BEGIN GIVEN DATA
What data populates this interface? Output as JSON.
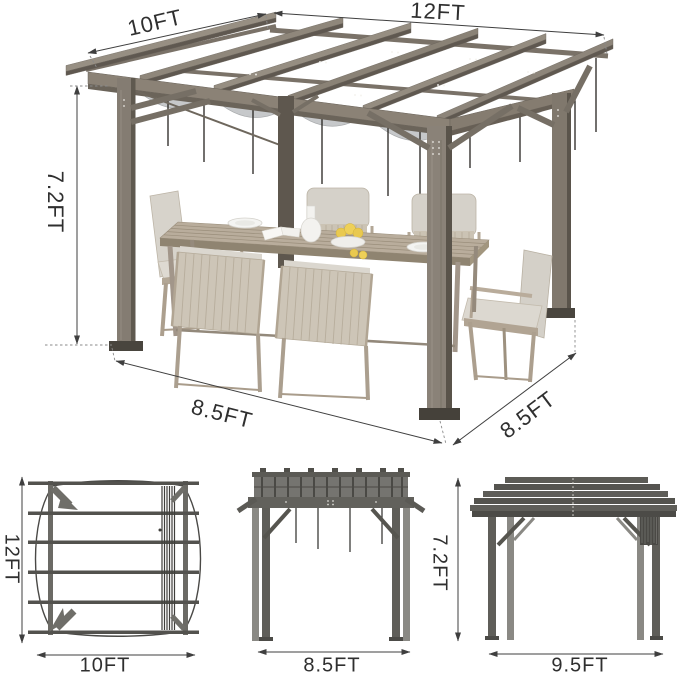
{
  "main_view": {
    "labels": {
      "depth": "10FT",
      "width": "12FT",
      "height": "7.2FT",
      "base_left": "8.5FT",
      "base_right": "8.5FT"
    }
  },
  "bottom_views": {
    "top_view": {
      "depth": "12FT",
      "width": "10FT"
    },
    "front_view": {
      "width": "8.5FT",
      "height": "7.2FT"
    },
    "side_view": {
      "width": "9.5FT"
    }
  },
  "colors": {
    "background": "#ffffff",
    "wood_light": "#978f83",
    "wood_mid": "#8b8276",
    "wood_dark": "#605950",
    "canopy_gray": "#c6c8ca",
    "metal_dark": "#5b5a55",
    "metal_mid": "#757470",
    "dimension_line": "#3f3f3f",
    "label_text": "#2f2f2f",
    "cushion": "#d7d3cb",
    "chair_frame": "#b3a796",
    "table_wood": "#b9ad9c",
    "lemon_yellow": "#e9c94f"
  }
}
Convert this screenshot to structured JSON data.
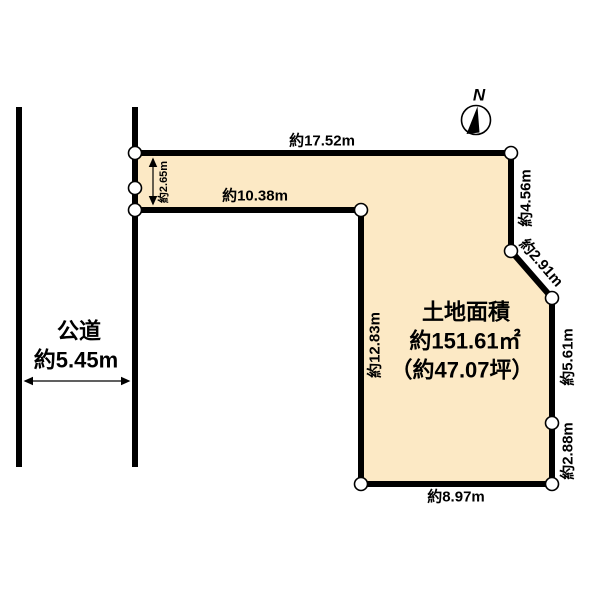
{
  "diagram": {
    "background_color": "#ffffff",
    "outline_color": "#000000",
    "compass": {
      "north_label": "N"
    },
    "road": {
      "name": "公道",
      "width_label": "約5.45m"
    },
    "plot": {
      "fill_color": "#fce9c5",
      "area": {
        "title": "土地面積",
        "size_label": "約151.61㎡",
        "tsubo_label": "（約47.07坪）"
      },
      "dimensions": {
        "top": "約17.52m",
        "strip_inner": "約10.38m",
        "strip_depth": "約2.65m",
        "inner_vertical": "約12.83m",
        "right_upper": "約4.56m",
        "diagonal": "約2.91m",
        "right_middle": "約5.61m",
        "right_lower": "約2.88m",
        "bottom": "約8.97m"
      }
    }
  }
}
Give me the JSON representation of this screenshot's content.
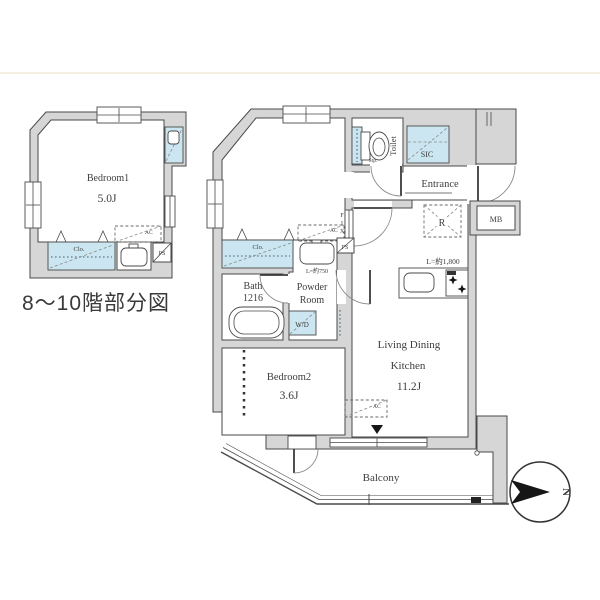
END GIVEN DATA
WHAT YOU WILL DO:
Retype only the lines from the one with "Convert this screenshot" through the final line of the entries, please, and keep the pictures out.

EXERCISE RESULT:
Convert this screenshot to structured JSON data.
{
  "diagram": {
    "background_color": "#ffffff",
    "outline_color": "#000000",
    "compass": {
      "north_label": "N"
    },
    "road": {
      "name": "公道",
      "width_label": "約5.45m"
    },
    "plot": {
      "fill_color": "#fce9c5",
      "area": {
        "title": "土地面積",
        "size_label": "約151.61㎡",
        "tsubo_label": "（約47.07坪）"
      },
      "dimensions": {
        "top": "約17.52m",
        "strip_inner": "約10.38m",
        "strip_depth": "約2.65m",
        "inner_vertical": "約12.83m",
        "right_upper": "約4.56m",
        "diagonal": "約2.91m",
        "right_middle": "約5.61m",
        "right_lower": "約2.88m",
        "bottom": "約8.97m"
      }
    }
  }
}
Give me the JSON representation of this screenshot's content.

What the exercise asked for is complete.